• Exercise objective: The records below must be retyped exactly.

• Source material:
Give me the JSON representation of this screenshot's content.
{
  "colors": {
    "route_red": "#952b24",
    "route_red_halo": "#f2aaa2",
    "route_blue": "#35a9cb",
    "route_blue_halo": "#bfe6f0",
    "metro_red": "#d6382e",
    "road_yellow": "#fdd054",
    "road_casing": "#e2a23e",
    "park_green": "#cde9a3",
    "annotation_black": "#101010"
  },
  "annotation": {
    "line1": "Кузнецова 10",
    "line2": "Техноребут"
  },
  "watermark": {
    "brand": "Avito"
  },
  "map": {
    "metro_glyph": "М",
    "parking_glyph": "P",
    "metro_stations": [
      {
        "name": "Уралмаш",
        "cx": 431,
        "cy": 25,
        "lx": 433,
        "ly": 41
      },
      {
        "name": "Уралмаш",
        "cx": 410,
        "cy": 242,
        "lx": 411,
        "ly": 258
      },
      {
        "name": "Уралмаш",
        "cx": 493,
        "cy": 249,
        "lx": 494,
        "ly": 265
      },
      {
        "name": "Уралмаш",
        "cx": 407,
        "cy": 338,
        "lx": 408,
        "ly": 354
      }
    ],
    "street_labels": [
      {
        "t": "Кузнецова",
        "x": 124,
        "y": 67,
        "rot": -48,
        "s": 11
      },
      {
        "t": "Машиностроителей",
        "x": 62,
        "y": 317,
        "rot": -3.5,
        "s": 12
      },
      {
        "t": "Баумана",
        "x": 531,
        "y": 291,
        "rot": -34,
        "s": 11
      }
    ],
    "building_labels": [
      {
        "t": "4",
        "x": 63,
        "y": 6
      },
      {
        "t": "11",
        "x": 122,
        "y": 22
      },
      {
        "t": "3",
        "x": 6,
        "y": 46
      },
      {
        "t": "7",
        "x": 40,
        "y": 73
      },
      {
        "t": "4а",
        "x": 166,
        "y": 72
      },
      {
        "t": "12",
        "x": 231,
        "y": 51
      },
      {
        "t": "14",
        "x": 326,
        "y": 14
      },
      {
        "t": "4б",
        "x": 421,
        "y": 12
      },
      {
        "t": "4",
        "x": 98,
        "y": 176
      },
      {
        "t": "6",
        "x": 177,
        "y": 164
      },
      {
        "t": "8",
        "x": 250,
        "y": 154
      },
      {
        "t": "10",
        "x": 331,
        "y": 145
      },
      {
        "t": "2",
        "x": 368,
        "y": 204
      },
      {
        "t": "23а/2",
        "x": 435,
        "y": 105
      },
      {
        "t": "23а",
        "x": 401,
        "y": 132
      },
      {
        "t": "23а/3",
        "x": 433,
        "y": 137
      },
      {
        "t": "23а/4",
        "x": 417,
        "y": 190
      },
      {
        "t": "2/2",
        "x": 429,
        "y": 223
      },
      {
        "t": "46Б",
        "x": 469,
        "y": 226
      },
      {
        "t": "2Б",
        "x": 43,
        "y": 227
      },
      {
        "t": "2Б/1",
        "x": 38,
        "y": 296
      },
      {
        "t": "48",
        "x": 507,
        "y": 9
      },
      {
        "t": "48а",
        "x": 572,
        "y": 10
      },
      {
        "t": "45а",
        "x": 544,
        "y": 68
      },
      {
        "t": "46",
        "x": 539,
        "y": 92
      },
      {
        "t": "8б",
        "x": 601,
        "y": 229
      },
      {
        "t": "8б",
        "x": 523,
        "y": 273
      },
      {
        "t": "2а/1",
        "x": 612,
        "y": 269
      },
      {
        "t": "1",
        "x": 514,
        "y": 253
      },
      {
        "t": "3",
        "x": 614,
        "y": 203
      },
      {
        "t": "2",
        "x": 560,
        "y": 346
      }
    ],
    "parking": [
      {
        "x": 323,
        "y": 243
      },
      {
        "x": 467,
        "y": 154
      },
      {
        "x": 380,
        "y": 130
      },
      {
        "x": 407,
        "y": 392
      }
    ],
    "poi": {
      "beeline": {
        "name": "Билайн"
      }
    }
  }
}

• Exercise answer:
Give me the JSON representation of this screenshot's content.
{
  "colors": {
    "route_red": "#952b24",
    "route_red_halo": "#f2aaa2",
    "route_blue": "#35a9cb",
    "route_blue_halo": "#bfe6f0",
    "metro_red": "#d6382e",
    "road_yellow": "#fdd054",
    "road_casing": "#e2a23e",
    "park_green": "#cde9a3",
    "annotation_black": "#101010"
  },
  "annotation": {
    "line1": "Кузнецова 10",
    "line2": "Техноребут"
  },
  "watermark": {
    "brand": "Avito"
  },
  "map": {
    "metro_glyph": "М",
    "parking_glyph": "P",
    "metro_stations": [
      {
        "name": "Уралмаш",
        "cx": 431,
        "cy": 25,
        "lx": 433,
        "ly": 41
      },
      {
        "name": "Уралмаш",
        "cx": 410,
        "cy": 242,
        "lx": 411,
        "ly": 258
      },
      {
        "name": "Уралмаш",
        "cx": 493,
        "cy": 249,
        "lx": 494,
        "ly": 265
      },
      {
        "name": "Уралмаш",
        "cx": 407,
        "cy": 338,
        "lx": 408,
        "ly": 354
      }
    ],
    "street_labels": [
      {
        "t": "Кузнецова",
        "x": 124,
        "y": 67,
        "rot": -48,
        "s": 11
      },
      {
        "t": "Машиностроителей",
        "x": 62,
        "y": 317,
        "rot": -3.5,
        "s": 12
      },
      {
        "t": "Баумана",
        "x": 531,
        "y": 291,
        "rot": -34,
        "s": 11
      }
    ],
    "building_labels": [
      {
        "t": "4",
        "x": 63,
        "y": 6
      },
      {
        "t": "11",
        "x": 122,
        "y": 22
      },
      {
        "t": "3",
        "x": 6,
        "y": 46
      },
      {
        "t": "7",
        "x": 40,
        "y": 73
      },
      {
        "t": "4а",
        "x": 166,
        "y": 72
      },
      {
        "t": "12",
        "x": 231,
        "y": 51
      },
      {
        "t": "14",
        "x": 326,
        "y": 14
      },
      {
        "t": "4б",
        "x": 421,
        "y": 12
      },
      {
        "t": "4",
        "x": 98,
        "y": 176
      },
      {
        "t": "6",
        "x": 177,
        "y": 164
      },
      {
        "t": "8",
        "x": 250,
        "y": 154
      },
      {
        "t": "10",
        "x": 331,
        "y": 145
      },
      {
        "t": "2",
        "x": 368,
        "y": 204
      },
      {
        "t": "23а/2",
        "x": 435,
        "y": 105
      },
      {
        "t": "23а",
        "x": 401,
        "y": 132
      },
      {
        "t": "23а/3",
        "x": 433,
        "y": 137
      },
      {
        "t": "23а/4",
        "x": 417,
        "y": 190
      },
      {
        "t": "2/2",
        "x": 429,
        "y": 223
      },
      {
        "t": "46Б",
        "x": 469,
        "y": 226
      },
      {
        "t": "2Б",
        "x": 43,
        "y": 227
      },
      {
        "t": "2Б/1",
        "x": 38,
        "y": 296
      },
      {
        "t": "48",
        "x": 507,
        "y": 9
      },
      {
        "t": "48а",
        "x": 572,
        "y": 10
      },
      {
        "t": "45а",
        "x": 544,
        "y": 68
      },
      {
        "t": "46",
        "x": 539,
        "y": 92
      },
      {
        "t": "8б",
        "x": 601,
        "y": 229
      },
      {
        "t": "8б",
        "x": 523,
        "y": 273
      },
      {
        "t": "2а/1",
        "x": 612,
        "y": 269
      },
      {
        "t": "1",
        "x": 514,
        "y": 253
      },
      {
        "t": "3",
        "x": 614,
        "y": 203
      },
      {
        "t": "2",
        "x": 560,
        "y": 346
      }
    ],
    "parking": [
      {
        "x": 323,
        "y": 243
      },
      {
        "x": 467,
        "y": 154
      },
      {
        "x": 380,
        "y": 130
      },
      {
        "x": 407,
        "y": 392
      }
    ],
    "poi": {
      "beeline": {
        "name": "Билайн"
      }
    }
  }
}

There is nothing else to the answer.